What to do:
Report how many lines contain "Market"; state the number and nothing else.

Records provided:

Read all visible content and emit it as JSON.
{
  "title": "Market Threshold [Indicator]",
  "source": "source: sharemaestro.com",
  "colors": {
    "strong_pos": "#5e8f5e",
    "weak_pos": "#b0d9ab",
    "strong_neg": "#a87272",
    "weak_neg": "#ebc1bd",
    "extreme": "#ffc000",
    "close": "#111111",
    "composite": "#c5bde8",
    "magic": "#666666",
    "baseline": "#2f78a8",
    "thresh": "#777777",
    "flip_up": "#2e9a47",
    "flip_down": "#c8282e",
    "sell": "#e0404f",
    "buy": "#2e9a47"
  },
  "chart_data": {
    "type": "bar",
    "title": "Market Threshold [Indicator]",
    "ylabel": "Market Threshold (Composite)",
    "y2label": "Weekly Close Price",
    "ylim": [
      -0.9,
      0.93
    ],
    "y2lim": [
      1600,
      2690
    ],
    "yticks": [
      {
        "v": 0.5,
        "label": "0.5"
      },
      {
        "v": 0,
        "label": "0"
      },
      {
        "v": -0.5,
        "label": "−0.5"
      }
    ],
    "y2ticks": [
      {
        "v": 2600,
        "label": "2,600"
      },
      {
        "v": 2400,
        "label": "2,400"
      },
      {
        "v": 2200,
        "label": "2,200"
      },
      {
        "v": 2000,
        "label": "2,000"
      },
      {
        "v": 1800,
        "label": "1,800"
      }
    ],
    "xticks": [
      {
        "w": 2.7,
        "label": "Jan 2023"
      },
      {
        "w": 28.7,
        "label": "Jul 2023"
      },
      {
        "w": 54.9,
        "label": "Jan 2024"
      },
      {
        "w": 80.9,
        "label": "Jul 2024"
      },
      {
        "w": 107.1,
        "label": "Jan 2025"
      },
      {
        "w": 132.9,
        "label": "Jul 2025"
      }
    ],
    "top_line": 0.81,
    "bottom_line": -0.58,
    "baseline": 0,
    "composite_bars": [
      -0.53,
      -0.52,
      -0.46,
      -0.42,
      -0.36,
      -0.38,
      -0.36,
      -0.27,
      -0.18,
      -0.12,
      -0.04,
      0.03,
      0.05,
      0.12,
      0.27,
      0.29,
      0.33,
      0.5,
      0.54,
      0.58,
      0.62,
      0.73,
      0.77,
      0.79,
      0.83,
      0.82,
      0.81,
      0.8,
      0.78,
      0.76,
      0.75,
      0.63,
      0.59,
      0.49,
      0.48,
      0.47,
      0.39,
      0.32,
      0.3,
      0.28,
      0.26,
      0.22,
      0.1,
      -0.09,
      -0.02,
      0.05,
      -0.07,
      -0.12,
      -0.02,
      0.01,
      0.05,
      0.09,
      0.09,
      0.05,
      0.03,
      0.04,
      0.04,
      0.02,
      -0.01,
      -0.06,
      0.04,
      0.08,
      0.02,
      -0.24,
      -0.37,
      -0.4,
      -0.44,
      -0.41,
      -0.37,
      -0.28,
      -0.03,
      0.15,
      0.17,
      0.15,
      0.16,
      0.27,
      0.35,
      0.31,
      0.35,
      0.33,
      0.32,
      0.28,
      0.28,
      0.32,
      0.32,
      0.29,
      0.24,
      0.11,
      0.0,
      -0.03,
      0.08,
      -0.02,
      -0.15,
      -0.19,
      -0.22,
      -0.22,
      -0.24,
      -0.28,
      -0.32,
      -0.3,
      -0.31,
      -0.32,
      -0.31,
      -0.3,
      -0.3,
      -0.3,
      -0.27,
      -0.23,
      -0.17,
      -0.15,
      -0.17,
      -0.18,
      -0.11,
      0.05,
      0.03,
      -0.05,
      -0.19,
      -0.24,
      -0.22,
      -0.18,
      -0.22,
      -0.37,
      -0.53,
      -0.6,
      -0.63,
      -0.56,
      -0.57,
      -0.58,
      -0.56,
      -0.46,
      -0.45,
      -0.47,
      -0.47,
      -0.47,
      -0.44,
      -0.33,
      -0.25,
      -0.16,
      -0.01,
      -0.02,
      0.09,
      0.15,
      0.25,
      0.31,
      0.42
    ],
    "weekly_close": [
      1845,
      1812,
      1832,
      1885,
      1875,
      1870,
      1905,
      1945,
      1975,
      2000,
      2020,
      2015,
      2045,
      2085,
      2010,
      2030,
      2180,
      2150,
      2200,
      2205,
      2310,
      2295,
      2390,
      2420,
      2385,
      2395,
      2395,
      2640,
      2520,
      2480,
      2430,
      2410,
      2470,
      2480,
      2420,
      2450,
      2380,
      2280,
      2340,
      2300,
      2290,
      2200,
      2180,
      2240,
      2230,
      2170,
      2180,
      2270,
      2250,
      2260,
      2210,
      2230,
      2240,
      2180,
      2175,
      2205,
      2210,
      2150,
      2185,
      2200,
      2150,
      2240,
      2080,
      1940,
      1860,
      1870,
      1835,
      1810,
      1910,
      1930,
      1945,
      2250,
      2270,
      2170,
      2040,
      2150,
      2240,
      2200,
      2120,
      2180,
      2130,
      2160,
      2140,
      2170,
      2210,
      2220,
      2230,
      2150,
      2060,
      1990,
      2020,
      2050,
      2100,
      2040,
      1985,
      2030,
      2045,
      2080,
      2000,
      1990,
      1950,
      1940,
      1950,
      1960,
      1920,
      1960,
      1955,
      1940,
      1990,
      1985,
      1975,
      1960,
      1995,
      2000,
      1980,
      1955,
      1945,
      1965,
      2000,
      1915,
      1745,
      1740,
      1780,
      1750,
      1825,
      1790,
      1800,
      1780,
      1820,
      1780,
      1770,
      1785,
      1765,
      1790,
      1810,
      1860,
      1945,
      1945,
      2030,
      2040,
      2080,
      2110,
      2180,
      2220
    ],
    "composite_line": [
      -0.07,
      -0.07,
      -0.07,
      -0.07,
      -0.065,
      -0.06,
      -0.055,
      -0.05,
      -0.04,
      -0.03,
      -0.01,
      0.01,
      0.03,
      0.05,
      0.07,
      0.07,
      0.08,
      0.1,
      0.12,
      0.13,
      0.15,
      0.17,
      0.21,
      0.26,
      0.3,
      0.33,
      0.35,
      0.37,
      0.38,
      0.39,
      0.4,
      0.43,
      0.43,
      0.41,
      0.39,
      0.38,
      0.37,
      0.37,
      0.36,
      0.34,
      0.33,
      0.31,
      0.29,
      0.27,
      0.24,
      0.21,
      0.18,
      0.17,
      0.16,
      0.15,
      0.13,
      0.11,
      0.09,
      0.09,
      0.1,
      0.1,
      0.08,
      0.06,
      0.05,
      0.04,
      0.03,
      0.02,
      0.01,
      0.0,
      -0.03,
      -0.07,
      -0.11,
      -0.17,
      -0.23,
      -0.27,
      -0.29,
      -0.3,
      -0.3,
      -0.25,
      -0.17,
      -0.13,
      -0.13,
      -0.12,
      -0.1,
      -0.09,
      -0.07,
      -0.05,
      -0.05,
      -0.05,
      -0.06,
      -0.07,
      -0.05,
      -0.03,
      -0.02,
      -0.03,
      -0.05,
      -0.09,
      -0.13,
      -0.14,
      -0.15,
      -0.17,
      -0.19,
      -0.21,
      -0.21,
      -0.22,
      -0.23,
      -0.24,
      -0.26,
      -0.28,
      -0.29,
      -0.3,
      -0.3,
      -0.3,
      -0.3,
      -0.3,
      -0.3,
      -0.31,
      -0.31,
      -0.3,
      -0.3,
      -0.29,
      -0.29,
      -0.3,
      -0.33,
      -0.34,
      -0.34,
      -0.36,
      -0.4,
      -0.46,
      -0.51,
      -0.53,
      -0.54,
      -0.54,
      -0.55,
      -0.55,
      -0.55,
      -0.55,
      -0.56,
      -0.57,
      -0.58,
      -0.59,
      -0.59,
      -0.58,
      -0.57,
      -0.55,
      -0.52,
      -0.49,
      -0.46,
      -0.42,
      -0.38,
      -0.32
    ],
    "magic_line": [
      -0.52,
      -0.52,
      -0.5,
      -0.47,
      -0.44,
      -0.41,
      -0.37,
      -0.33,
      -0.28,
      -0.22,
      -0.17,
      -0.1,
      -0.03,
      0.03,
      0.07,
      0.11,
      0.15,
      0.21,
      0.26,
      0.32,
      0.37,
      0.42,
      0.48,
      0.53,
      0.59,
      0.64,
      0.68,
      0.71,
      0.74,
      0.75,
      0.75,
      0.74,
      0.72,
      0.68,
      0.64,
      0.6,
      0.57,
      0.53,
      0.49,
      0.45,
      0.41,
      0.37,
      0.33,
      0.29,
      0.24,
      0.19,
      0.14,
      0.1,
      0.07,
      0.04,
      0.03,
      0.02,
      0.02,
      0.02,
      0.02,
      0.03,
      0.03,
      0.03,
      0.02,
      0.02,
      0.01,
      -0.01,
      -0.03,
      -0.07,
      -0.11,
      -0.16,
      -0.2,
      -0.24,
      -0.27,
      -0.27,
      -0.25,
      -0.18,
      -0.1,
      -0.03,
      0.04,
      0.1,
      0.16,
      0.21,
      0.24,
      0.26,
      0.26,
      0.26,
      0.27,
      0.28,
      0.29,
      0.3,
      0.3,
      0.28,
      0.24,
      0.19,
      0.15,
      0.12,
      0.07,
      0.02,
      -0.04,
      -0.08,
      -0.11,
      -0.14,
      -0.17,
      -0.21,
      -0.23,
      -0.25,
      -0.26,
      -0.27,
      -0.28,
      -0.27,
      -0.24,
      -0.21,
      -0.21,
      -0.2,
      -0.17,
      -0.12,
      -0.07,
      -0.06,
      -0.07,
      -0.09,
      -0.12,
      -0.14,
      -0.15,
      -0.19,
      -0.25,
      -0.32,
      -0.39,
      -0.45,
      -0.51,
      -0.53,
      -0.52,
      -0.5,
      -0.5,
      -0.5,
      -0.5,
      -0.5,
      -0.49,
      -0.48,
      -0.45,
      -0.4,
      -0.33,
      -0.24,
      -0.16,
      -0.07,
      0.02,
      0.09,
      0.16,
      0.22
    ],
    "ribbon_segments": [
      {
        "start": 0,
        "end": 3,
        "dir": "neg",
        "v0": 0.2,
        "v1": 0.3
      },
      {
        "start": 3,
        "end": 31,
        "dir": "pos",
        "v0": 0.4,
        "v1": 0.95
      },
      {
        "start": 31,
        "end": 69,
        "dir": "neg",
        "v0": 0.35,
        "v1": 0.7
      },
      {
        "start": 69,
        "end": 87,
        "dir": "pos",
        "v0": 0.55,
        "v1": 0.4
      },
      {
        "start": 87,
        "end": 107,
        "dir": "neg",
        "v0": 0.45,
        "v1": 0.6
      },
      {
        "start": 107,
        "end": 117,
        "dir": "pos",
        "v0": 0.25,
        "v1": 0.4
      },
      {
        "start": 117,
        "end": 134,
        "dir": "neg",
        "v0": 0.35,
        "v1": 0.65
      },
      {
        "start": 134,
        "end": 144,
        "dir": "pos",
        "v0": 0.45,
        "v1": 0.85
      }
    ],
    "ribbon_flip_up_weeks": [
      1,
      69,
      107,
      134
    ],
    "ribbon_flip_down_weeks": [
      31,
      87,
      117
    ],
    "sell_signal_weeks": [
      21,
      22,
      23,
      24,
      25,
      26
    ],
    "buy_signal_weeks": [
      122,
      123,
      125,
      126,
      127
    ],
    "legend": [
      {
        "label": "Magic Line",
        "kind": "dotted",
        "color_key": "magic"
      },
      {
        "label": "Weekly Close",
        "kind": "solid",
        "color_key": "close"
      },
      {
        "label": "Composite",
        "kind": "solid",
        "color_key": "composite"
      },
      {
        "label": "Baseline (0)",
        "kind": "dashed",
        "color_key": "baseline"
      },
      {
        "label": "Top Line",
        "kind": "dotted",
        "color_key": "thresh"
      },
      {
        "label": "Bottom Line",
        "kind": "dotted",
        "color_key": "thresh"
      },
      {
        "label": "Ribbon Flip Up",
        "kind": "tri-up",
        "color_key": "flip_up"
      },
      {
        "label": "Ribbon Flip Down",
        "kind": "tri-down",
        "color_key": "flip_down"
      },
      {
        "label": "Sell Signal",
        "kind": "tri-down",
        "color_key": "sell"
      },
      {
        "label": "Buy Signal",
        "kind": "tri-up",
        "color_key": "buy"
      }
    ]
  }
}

Solved exercise:
3